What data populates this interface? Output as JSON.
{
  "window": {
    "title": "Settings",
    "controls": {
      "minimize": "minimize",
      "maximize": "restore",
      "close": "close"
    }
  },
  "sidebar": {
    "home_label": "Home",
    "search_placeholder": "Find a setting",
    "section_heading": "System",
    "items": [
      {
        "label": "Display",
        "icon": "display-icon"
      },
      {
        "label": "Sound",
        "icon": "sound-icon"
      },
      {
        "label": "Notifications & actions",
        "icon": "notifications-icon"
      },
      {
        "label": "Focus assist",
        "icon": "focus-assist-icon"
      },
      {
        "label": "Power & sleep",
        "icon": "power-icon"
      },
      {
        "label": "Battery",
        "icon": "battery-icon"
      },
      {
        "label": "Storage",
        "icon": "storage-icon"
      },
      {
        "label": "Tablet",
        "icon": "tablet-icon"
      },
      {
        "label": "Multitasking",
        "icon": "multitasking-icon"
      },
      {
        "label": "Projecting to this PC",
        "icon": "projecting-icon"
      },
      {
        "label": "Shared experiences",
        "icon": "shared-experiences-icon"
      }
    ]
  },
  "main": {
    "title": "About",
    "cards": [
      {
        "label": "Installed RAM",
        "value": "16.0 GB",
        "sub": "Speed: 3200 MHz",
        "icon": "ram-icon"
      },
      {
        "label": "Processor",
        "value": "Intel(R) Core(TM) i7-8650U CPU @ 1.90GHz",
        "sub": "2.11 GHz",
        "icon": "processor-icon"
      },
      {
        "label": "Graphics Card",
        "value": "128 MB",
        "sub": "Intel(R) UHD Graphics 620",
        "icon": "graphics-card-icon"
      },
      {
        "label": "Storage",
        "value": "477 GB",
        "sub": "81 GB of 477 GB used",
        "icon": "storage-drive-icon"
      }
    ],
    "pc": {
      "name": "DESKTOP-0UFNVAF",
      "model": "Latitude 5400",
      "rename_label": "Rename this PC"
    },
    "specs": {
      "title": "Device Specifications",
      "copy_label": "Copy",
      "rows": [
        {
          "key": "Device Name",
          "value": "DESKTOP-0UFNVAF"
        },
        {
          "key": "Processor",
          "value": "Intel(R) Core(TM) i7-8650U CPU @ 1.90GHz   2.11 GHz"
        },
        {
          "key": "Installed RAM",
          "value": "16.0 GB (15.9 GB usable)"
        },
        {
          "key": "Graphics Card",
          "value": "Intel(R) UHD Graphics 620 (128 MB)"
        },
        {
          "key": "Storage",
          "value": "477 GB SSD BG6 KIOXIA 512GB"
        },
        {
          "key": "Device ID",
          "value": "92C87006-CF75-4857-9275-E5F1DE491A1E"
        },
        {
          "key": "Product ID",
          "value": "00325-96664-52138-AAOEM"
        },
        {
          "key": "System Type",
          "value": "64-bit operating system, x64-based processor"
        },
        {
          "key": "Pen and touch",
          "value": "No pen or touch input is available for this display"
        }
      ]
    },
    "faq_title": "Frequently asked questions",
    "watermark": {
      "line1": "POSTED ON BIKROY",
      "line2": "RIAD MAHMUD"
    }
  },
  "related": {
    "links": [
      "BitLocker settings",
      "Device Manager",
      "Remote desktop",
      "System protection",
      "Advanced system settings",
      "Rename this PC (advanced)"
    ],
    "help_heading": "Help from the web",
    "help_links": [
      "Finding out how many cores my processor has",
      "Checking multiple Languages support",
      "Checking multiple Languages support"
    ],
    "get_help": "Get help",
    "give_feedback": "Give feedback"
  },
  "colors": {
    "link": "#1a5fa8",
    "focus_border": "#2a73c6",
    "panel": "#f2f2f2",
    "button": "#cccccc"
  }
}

- TASK STATEMENT -
In the listing, find every line with the word "support" and state how many there are, nothing more.

- SOLUTION TO THIS PROBLEM -
2